Pick up the passage on Cooperative and Collaborative legal practice after its final sentence and carry it forward.

◆ PROVIDED PASSAGE
++++++

How Does Cooperative Practice Differ from Collaborative Practice?
The formal difference is that the Collaborative Practice (or “Collaborative Law”) participation agreement includes a “disqualification agreement” (sometimes called a “withdrawal agreement,” “collaborative commitment,” or “limited retention agreement”). Under the disqualification agreement, if any party chooses to litigate (or threatens litigation), the lawyers are disqualified from representing the parties, who must hire new lawyers if they want legal representation. In addition to this formal distinction, there may be differences in tailoring the procedures to the particular circumstances. For example, Cooperative practitioners may not use four-way meetings as much or involve as many other professionals in the meetings as in Collaborative Practice.
Why Would One Want to Use a Disqualification Agreement or Not?
The disqualification agreement gives parties an incentive to reach agreement because litigation would increase the time and costs for the parties as well as the burden of starting over and educating new lawyers. Collaborative Lawyers also have an incentive to reach agreement so that they accomplish their clients’ goals and continue to receive their fees. The disqualification agreement is intended to create an environment where everyone focuses on negotiation without thinking about the possibility of litigation. The disqualification agreement clearly does promote collaborative negotiation in many cases. A disqualification agreement is not necessary or sufficient to promote collaboration, however. Some people struggle to collaborate even with a disqualification agreement and many people negotiate quite well without one.

++++++

[Image-based layout entries]
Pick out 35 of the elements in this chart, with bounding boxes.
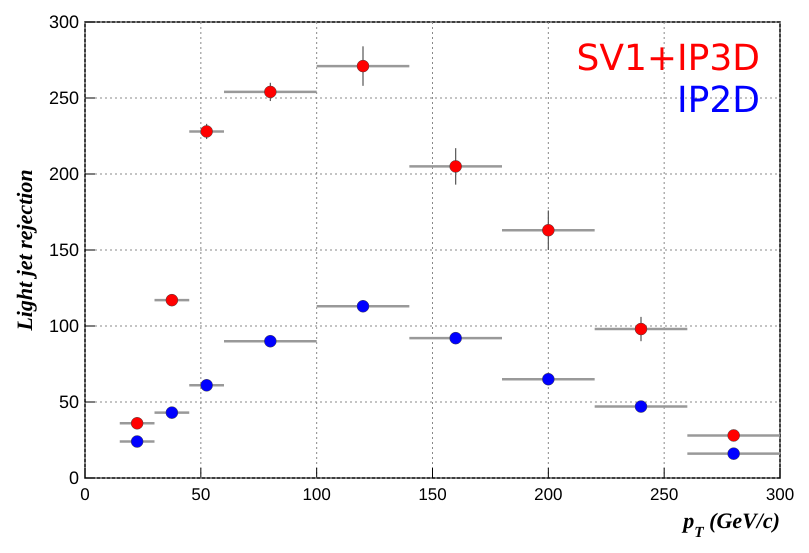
y-tick-label: 50	[58, 392, 79, 412]
point	[449, 332, 462, 344]
point	[166, 406, 178, 419]
y-tick-label: 300	[48, 12, 79, 32]
point	[356, 60, 370, 72]
point	[130, 435, 144, 448]
point	[200, 125, 213, 138]
point	[727, 447, 740, 460]
point	[130, 417, 144, 430]
text: SV1+IP3D	[576, 38, 760, 79]
text: IP2D	[677, 80, 760, 121]
point	[634, 400, 648, 413]
point	[542, 224, 555, 236]
point	[356, 300, 370, 312]
point	[449, 160, 462, 173]
x-tick-label: 200	[534, 485, 563, 504]
y-axis-title: Light jet rejection	[12, 169, 37, 332]
y-tick-label: 0	[68, 468, 79, 488]
y-tick-label: 250	[48, 88, 79, 108]
point	[264, 86, 277, 98]
point	[166, 294, 178, 306]
y-tick-label: 200	[48, 164, 79, 184]
x-tick-label: 300	[766, 485, 794, 504]
point	[727, 429, 740, 442]
y-tick-label: 100	[48, 316, 79, 336]
x-tick-label: 50	[191, 485, 210, 504]
y-tick-label: 150	[48, 240, 79, 260]
point	[264, 334, 277, 348]
x-tick-label: 100	[302, 485, 331, 504]
point	[200, 379, 213, 392]
x-axis-title: p$_{T}$ (GeV/c)	[681, 508, 780, 540]
x-tick-label: 150	[418, 485, 447, 504]
x-tick-label: 250	[650, 485, 678, 504]
point	[634, 322, 648, 336]
point	[542, 372, 555, 386]
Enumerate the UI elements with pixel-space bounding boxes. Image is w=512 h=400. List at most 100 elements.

++++++

◆ ANSWER TO THE PROBLEM
Although the disqualification agreement can be helpful, it also can create problems. Some parties will not use a process that creates a risk that they would lose their lawyer – and that effectively gives their adversary the power to fire their lawyer. The disqualification agreement also creates a risk of significant settlement pressure. After investing substantial time and money in Collaborative negotiations, clients may feel stuck in the process because they feel economically or psychologically unable to hire a new lawyer to litigate when it might be in their best interest to do so.
Since Cooperative Practice Doesn’t Involve a Disqualification Agreement, Isn’t it Just the Same as Traditional Litigation?
No. This is a convenient myth. In Cooperative Practice, at the outset of a case, the lawyers and parties make an explicit agreement establishing a negotiation process. The parties typically focus exclusively on negotiation at the outset and suspend litigation during negotiation. This provides greater predictability and confidence than in litigation. If the parties are at an apparent impasse, they may use a mediator or a “cooling off” period before shifting to contested litigation. When lawyers act cooperatively in traditional negotiation, they do so on a limited and ad hoc basis within the context of ongoing litigation. Moreover, in traditional litigation, lawyers and parties often do not act cooperatively. Thus it is simply wrong to suggest that there is no difference between Cooperative Practice and traditional litigation.
To see the difference for yourself, take a look at Cooperative process agreements of the Boston Law Collaborative , or the Mid-Missouri Collaborative and Cooperative Law Association. In traditional negotiation in legal cases, parties and lawyers do not use such explicit or comprehensive agreements to design a negotiation process.
Why is the Disqualification Agreement a Barrier to Using Collaborative Practice in Civil Cases?
Virtually all Collaborative cases have been family law cases. Despite great efforts to use Collaborative Practice in non-family (“civil”) matters, apparently there have been only a handful of civil Collaborative cases (six in one Canadian province), as David Hoffman documents in his “Open Letter to the Collaborative Practice Community and IACP.”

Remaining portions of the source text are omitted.